--- start ---
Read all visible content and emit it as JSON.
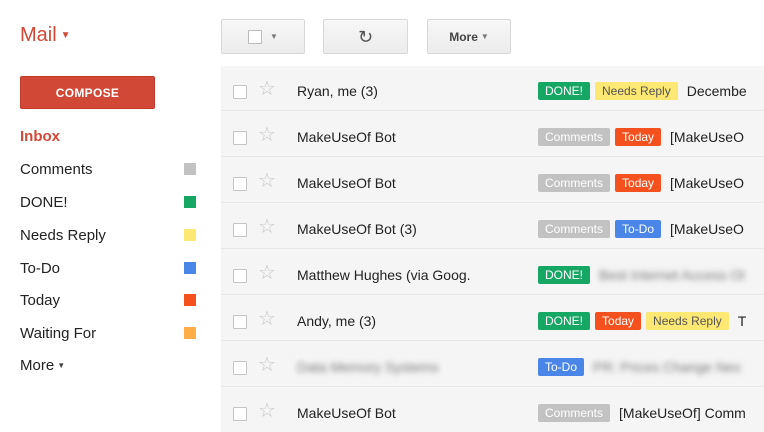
{
  "app": {
    "title": "Mail"
  },
  "toolbar": {
    "more_label": "More"
  },
  "compose": {
    "label": "COMPOSE"
  },
  "sidebar": {
    "inbox": "Inbox",
    "labels": [
      {
        "name": "Comments",
        "color": "#c2c2c2"
      },
      {
        "name": "DONE!",
        "color": "#16a765"
      },
      {
        "name": "Needs Reply",
        "color": "#fce873"
      },
      {
        "name": "To-Do",
        "color": "#4a86e8"
      },
      {
        "name": "Today",
        "color": "#f4511e"
      },
      {
        "name": "Waiting For",
        "color": "#ffad46"
      }
    ],
    "more": "More"
  },
  "label_colors": {
    "done": "#16a765",
    "today": "#f4511e",
    "comments": "#c2c2c2",
    "todo": "#4a86e8",
    "needs": "#fce873"
  },
  "messages": [
    {
      "sender": "Ryan, me (3)",
      "labels": [
        {
          "text": "DONE!",
          "kind": "done"
        },
        {
          "text": "Needs Reply",
          "kind": "needs"
        }
      ],
      "subject": "Decembe"
    },
    {
      "sender": "MakeUseOf Bot",
      "labels": [
        {
          "text": "Comments",
          "kind": "comments"
        },
        {
          "text": "Today",
          "kind": "today"
        }
      ],
      "subject": "[MakeUseO"
    },
    {
      "sender": "MakeUseOf Bot",
      "labels": [
        {
          "text": "Comments",
          "kind": "comments"
        },
        {
          "text": "Today",
          "kind": "today"
        }
      ],
      "subject": "[MakeUseO"
    },
    {
      "sender": "MakeUseOf Bot (3)",
      "labels": [
        {
          "text": "Comments",
          "kind": "comments"
        },
        {
          "text": "To-Do",
          "kind": "todo"
        }
      ],
      "subject": "[MakeUseO"
    },
    {
      "sender": "Matthew Hughes (via Goog.",
      "labels": [
        {
          "text": "DONE!",
          "kind": "done"
        }
      ],
      "subject": "Best Internet Access Ol",
      "subject_blurred": true
    },
    {
      "sender": "Andy, me (3)",
      "labels": [
        {
          "text": "DONE!",
          "kind": "done"
        },
        {
          "text": "Today",
          "kind": "today"
        },
        {
          "text": "Needs Reply",
          "kind": "needs"
        }
      ],
      "subject": "T"
    },
    {
      "sender": "Data Memory Systems",
      "sender_blurred": true,
      "labels": [
        {
          "text": "To-Do",
          "kind": "todo"
        }
      ],
      "subject": "PR: Prices Change Nex",
      "subject_blurred": true
    },
    {
      "sender": "MakeUseOf Bot",
      "labels": [
        {
          "text": "Comments",
          "kind": "comments"
        }
      ],
      "subject": "[MakeUseOf] Comm"
    }
  ]
}
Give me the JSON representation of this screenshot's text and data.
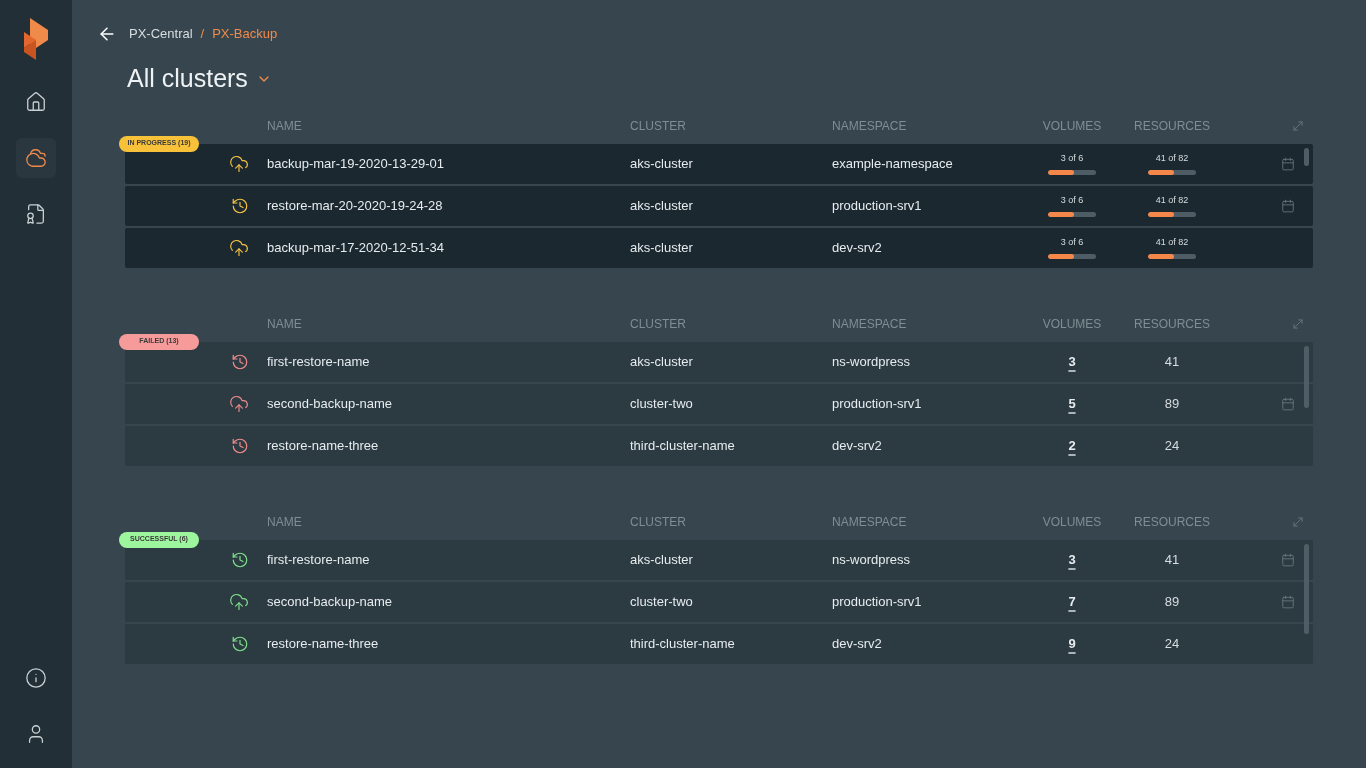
{
  "sidebar": {
    "items": [
      {
        "kind": "home",
        "selected": false
      },
      {
        "kind": "cloud",
        "selected": true
      },
      {
        "kind": "certificate",
        "selected": false
      }
    ],
    "bottom_items": [
      {
        "kind": "info"
      },
      {
        "kind": "user"
      }
    ]
  },
  "breadcrumb": {
    "separator": "/",
    "items": [
      {
        "label": "PX-Central",
        "selected": false
      },
      {
        "label": "PX-Backup",
        "selected": true
      }
    ]
  },
  "title": "All clusters",
  "sections": [
    {
      "kind": "in_progress",
      "badge": "IN PROGRESS (19)",
      "columns": [
        "NAME",
        "CLUSTER",
        "NAMESPACE",
        "VOLUMES",
        "RESOURCES"
      ],
      "rows": [
        {
          "kind": "backup",
          "name": "backup-mar-19-2020-13-29-01",
          "cluster": "aks-cluster",
          "namespace": "example-namespace",
          "volumes": {
            "kind": "progress",
            "text": "3 of 6",
            "level": 0.55
          },
          "resources": {
            "kind": "progress",
            "text": "41 of 82",
            "level": 0.55
          },
          "scheduled": true
        },
        {
          "kind": "restore",
          "name": "restore-mar-20-2020-19-24-28",
          "cluster": "aks-cluster",
          "namespace": "production-srv1",
          "volumes": {
            "kind": "progress",
            "text": "3 of 6",
            "level": 0.55
          },
          "resources": {
            "kind": "progress",
            "text": "41 of 82",
            "level": 0.55
          },
          "scheduled": true
        },
        {
          "kind": "backup",
          "name": "backup-mar-17-2020-12-51-34",
          "cluster": "aks-cluster",
          "namespace": "dev-srv2",
          "volumes": {
            "kind": "progress",
            "text": "3 of 6",
            "level": 0.55
          },
          "resources": {
            "kind": "progress",
            "text": "41 of 82",
            "level": 0.55
          },
          "scheduled": false
        }
      ]
    },
    {
      "kind": "failed",
      "badge": "FAILED (13)",
      "columns": [
        "NAME",
        "CLUSTER",
        "NAMESPACE",
        "VOLUMES",
        "RESOURCES"
      ],
      "rows": [
        {
          "kind": "restore",
          "name": "first-restore-name",
          "cluster": "aks-cluster",
          "namespace": "ns-wordpress",
          "volumes": {
            "kind": "link",
            "text": "3"
          },
          "resources": {
            "kind": "text",
            "text": "41"
          },
          "scheduled": false
        },
        {
          "kind": "backup",
          "name": "second-backup-name",
          "cluster": "cluster-two",
          "namespace": "production-srv1",
          "volumes": {
            "kind": "link",
            "text": "5"
          },
          "resources": {
            "kind": "text",
            "text": "89"
          },
          "scheduled": true
        },
        {
          "kind": "restore",
          "name": "restore-name-three",
          "cluster": "third-cluster-name",
          "namespace": "dev-srv2",
          "volumes": {
            "kind": "link",
            "text": "2"
          },
          "resources": {
            "kind": "text",
            "text": "24"
          },
          "scheduled": false
        }
      ]
    },
    {
      "kind": "successful",
      "badge": "SUCCESSFUL (6)",
      "columns": [
        "NAME",
        "CLUSTER",
        "NAMESPACE",
        "VOLUMES",
        "RESOURCES"
      ],
      "rows": [
        {
          "kind": "restore",
          "name": "first-restore-name",
          "cluster": "aks-cluster",
          "namespace": "ns-wordpress",
          "volumes": {
            "kind": "link",
            "text": "3"
          },
          "resources": {
            "kind": "text",
            "text": "41"
          },
          "scheduled": true
        },
        {
          "kind": "backup",
          "name": "second-backup-name",
          "cluster": "cluster-two",
          "namespace": "production-srv1",
          "volumes": {
            "kind": "link",
            "text": "7"
          },
          "resources": {
            "kind": "text",
            "text": "89"
          },
          "scheduled": true
        },
        {
          "kind": "restore",
          "name": "restore-name-three",
          "cluster": "third-cluster-name",
          "namespace": "dev-srv2",
          "volumes": {
            "kind": "link",
            "text": "9"
          },
          "resources": {
            "kind": "text",
            "text": "24"
          },
          "scheduled": false
        }
      ]
    }
  ]
}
--- end ---
→ **TASK STATEMENT**: Only lines with the string "JSON" belong in your answer; copy each one.

→ **RESPONSE TO THE EXERCISE**:
Read all visible content and emit it as JSON.
Give me the JSON representation of this screenshot's text and data.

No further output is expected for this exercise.